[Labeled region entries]
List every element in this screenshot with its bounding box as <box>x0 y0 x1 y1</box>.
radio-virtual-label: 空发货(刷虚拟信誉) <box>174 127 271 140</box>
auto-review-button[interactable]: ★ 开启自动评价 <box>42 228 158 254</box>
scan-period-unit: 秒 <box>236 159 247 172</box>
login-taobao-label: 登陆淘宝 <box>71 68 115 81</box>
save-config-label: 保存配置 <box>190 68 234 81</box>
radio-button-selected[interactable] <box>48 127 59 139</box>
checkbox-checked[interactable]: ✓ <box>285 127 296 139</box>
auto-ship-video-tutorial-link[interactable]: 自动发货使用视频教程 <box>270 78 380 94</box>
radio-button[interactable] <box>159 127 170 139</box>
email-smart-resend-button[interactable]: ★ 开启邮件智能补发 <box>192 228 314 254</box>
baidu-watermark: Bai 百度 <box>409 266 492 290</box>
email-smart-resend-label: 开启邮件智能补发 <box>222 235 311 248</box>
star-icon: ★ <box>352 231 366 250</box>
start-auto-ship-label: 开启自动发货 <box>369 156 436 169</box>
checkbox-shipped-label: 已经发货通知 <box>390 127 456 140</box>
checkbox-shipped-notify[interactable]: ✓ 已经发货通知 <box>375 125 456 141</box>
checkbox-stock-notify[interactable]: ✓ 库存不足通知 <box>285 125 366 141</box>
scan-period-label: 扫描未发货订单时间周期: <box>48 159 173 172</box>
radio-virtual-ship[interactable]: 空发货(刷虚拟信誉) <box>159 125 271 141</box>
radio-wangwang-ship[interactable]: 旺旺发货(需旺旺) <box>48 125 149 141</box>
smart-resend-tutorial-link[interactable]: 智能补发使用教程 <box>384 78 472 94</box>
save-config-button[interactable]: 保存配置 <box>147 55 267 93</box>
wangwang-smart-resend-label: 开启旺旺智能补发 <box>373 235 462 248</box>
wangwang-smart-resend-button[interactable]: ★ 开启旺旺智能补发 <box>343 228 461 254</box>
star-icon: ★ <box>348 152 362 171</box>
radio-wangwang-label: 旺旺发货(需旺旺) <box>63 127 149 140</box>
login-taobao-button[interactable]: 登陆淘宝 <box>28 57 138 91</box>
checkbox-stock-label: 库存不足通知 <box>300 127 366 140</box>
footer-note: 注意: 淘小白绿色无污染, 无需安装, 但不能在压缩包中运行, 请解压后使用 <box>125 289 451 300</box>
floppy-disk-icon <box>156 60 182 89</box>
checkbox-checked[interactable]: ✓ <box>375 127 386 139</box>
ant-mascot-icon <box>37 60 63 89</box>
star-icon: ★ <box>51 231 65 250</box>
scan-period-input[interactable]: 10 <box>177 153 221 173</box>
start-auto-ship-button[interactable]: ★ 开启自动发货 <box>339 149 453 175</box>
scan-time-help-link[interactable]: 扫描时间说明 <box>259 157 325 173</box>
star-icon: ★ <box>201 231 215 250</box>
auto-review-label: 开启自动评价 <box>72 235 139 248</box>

*THE REQUEST:* Copy the records word for word, from the very first line down to and including the line that contains "checkbox-checked[interactable]: ✓ <box>285".

*FINISHED ANSWER:*
List every element in this screenshot with its bounding box as <box>x0 y0 x1 y1</box>.
radio-virtual-label: 空发货(刷虚拟信誉) <box>174 127 271 140</box>
auto-review-button[interactable]: ★ 开启自动评价 <box>42 228 158 254</box>
scan-period-unit: 秒 <box>236 159 247 172</box>
login-taobao-label: 登陆淘宝 <box>71 68 115 81</box>
save-config-label: 保存配置 <box>190 68 234 81</box>
radio-button-selected[interactable] <box>48 127 59 139</box>
checkbox-checked[interactable]: ✓ <box>285 127 296 139</box>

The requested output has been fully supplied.